OBJECTIVE:
Repeat the whole listing exactly.

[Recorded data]
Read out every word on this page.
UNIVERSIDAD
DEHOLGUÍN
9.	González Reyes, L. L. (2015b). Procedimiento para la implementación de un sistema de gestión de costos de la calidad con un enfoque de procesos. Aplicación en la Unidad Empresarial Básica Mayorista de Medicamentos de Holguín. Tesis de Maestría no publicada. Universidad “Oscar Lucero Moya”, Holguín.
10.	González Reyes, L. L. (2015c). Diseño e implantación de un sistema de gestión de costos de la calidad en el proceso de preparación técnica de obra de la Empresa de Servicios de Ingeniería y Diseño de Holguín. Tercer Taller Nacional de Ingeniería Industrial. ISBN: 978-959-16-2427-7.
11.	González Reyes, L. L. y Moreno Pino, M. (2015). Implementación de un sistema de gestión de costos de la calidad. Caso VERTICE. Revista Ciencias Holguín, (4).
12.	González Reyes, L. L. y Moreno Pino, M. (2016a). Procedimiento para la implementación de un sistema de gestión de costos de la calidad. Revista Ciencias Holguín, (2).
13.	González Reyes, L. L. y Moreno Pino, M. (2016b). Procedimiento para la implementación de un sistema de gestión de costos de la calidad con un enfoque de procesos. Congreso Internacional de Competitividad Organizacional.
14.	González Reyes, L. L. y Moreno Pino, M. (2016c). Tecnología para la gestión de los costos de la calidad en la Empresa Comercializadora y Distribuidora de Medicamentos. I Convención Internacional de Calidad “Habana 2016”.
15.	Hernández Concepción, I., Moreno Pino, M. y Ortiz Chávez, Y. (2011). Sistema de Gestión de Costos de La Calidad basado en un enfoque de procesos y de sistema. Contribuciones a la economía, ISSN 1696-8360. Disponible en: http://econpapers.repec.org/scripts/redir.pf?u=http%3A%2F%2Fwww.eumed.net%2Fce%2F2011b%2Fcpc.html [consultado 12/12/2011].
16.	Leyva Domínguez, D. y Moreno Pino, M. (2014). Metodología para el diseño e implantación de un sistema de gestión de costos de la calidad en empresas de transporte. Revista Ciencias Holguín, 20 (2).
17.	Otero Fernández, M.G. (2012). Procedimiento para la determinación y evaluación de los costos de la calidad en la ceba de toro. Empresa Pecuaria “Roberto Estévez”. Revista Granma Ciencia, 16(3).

SOLUTION:
Read out every word on this page.
UNIVERSIDAD
DEHOLGUÍN
9.	González Reyes, L. L. (2015b). Procedimiento para la implementación de un sistema de gestión de costos de la calidad con un enfoque de procesos. Aplicación en la Unidad Empresarial Básica Mayorista de Medicamentos de Holguín. Tesis de Maestría no publicada. Universidad “Oscar Lucero Moya”, Holguín.
10.	González Reyes, L. L. (2015c). Diseño e implantación de un sistema de gestión de costos de la calidad en el proceso de preparación técnica de obra de la Empresa de Servicios de Ingeniería y Diseño de Holguín. Tercer Taller Nacional de Ingeniería Industrial. ISBN: 978-959-16-2427-7.
11.	González Reyes, L. L. y Moreno Pino, M. (2015). Implementación de un sistema de gestión de costos de la calidad. Caso VERTICE. Revista Ciencias Holguín, (4).
12.	González Reyes, L. L. y Moreno Pino, M. (2016a). Procedimiento para la implementación de un sistema de gestión de costos de la calidad. Revista Ciencias Holguín, (2).
13.	González Reyes, L. L. y Moreno Pino, M. (2016b). Procedimiento para la implementación de un sistema de gestión de costos de la calidad con un enfoque de procesos. Congreso Internacional de Competitividad Organizacional.
14.	González Reyes, L. L. y Moreno Pino, M. (2016c). Tecnología para la gestión de los costos de la calidad en la Empresa Comercializadora y Distribuidora de Medicamentos. I Convención Internacional de Calidad “Habana 2016”.
15.	Hernández Concepción, I., Moreno Pino, M. y Ortiz Chávez, Y. (2011). Sistema de Gestión de Costos de La Calidad basado en un enfoque de procesos y de sistema. Contribuciones a la economía, ISSN 1696-8360. Disponible en: http://econpapers.repec.org/scripts/redir.pf?u=http%3A%2F%2Fwww.eumed.net%2Fce%2F2011b%2Fcpc.html [consultado 12/12/2011].
16.	Leyva Domínguez, D. y Moreno Pino, M. (2014). Metodología para el diseño e implantación de un sistema de gestión de costos de la calidad en empresas de transporte. Revista Ciencias Holguín, 20 (2).
17.	Otero Fernández, M.G. (2012). Procedimiento para la determinación y evaluación de los costos de la calidad en la ceba de toro. Empresa Pecuaria “Roberto Estévez”. Revista Granma Ciencia, 16(3).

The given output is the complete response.